■ Records about charts and figures
* BEGIN *

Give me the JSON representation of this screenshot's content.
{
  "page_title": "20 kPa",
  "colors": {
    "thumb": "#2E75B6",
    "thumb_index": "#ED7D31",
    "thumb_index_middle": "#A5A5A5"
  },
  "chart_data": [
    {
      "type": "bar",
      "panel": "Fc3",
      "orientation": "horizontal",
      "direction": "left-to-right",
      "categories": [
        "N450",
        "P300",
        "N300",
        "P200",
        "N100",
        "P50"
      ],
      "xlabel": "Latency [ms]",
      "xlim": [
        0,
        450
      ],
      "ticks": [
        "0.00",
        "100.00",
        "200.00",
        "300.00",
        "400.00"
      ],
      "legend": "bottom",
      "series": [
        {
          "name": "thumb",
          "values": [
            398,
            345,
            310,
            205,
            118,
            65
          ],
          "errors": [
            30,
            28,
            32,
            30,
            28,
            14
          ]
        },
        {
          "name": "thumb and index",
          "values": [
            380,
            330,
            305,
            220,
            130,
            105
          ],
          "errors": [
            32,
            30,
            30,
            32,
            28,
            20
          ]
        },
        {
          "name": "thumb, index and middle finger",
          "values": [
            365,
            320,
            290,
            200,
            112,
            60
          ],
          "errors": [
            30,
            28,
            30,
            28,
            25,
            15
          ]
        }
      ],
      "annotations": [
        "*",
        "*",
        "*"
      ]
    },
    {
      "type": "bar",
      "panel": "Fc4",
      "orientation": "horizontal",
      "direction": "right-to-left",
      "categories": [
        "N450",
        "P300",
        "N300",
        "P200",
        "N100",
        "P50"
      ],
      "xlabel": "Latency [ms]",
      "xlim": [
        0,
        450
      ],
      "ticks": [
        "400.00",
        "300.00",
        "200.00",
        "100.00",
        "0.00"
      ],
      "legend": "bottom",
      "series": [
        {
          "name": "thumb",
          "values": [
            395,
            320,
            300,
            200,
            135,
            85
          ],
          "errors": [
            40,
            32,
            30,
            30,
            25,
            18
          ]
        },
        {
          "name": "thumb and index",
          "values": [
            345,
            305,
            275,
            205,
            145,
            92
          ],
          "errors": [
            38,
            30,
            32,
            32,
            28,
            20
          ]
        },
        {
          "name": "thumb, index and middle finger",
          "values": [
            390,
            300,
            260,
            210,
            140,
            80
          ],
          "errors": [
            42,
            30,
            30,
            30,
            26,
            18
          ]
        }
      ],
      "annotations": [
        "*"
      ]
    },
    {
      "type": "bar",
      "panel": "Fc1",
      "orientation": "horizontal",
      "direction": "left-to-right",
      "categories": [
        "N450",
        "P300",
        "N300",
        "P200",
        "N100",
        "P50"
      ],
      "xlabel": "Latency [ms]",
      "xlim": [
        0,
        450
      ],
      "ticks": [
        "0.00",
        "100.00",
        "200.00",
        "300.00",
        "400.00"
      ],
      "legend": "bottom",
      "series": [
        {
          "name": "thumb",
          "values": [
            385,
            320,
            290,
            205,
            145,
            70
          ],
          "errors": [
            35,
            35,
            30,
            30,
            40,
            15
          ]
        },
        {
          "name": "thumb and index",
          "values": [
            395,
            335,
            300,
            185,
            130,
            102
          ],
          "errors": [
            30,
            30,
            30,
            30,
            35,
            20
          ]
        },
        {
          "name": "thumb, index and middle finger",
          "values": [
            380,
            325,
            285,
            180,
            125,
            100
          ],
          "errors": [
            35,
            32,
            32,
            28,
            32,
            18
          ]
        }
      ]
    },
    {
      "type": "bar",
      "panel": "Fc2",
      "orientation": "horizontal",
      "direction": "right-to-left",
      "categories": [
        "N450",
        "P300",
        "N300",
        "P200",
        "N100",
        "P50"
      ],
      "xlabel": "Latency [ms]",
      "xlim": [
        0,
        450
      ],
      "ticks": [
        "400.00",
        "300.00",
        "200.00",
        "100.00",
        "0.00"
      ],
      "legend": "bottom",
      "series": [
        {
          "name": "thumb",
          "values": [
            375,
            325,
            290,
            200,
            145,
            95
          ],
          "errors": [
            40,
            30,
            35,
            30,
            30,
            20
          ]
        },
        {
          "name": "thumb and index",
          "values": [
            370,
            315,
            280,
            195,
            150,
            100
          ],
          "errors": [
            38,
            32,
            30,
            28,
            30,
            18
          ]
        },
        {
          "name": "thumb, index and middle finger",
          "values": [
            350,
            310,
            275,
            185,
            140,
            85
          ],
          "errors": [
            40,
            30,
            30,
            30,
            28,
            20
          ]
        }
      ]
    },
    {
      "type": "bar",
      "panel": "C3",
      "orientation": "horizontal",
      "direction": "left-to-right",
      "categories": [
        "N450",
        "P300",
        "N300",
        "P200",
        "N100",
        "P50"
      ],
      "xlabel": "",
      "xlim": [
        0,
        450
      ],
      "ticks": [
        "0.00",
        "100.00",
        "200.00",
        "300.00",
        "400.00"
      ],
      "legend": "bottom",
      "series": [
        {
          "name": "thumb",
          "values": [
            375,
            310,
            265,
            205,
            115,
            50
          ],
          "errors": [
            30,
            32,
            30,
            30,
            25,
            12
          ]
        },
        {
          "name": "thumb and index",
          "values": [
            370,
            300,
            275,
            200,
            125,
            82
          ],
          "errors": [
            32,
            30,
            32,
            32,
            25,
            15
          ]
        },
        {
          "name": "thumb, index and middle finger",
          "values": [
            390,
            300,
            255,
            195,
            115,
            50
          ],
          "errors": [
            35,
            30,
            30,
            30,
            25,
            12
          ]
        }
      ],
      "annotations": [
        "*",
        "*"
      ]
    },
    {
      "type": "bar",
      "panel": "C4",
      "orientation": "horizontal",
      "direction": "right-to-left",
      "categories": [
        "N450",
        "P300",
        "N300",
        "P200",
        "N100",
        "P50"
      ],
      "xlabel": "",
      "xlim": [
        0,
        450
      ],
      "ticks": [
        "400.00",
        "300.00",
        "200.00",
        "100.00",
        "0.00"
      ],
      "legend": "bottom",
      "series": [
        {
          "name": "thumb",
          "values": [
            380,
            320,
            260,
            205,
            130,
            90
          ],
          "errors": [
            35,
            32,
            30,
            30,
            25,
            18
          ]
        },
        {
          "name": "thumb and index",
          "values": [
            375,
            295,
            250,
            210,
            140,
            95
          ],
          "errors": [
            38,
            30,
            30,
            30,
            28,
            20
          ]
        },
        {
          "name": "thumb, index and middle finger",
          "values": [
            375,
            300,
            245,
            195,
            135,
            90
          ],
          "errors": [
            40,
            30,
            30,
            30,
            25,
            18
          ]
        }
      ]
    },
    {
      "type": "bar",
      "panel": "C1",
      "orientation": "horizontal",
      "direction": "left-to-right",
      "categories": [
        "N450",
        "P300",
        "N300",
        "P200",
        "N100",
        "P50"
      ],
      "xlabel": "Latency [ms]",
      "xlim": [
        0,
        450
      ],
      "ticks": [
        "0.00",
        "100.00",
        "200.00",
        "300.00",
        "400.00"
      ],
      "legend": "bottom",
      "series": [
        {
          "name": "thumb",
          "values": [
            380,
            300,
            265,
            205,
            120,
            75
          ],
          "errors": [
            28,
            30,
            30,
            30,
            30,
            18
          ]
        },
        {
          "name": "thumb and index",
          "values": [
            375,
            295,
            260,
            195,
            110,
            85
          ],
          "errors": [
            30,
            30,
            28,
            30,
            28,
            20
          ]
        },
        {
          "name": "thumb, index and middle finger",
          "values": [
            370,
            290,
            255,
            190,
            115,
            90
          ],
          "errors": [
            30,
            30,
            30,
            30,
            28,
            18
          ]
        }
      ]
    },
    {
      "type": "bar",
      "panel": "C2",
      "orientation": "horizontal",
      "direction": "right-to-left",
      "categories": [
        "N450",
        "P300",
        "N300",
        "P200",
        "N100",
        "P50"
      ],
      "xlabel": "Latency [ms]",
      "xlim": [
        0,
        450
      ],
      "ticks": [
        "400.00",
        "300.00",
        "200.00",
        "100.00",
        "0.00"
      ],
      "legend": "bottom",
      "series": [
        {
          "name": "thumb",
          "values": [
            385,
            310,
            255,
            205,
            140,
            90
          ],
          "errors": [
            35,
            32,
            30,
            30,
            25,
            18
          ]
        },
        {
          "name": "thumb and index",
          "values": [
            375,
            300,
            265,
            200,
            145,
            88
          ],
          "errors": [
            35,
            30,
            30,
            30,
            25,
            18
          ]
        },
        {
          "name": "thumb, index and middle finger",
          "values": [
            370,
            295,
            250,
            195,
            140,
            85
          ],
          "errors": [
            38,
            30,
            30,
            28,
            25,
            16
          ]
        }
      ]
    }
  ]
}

* END *

■ What the task requires
Pick out each line above that includes "panel" and show it.

■ Problem solution
      "panel": "Fc3",
      "panel": "Fc4",
      "panel": "Fc1",
      "panel": "Fc2",
      "panel": "C3",
      "panel": "C4",
      "panel": "C1",
      "panel": "C2",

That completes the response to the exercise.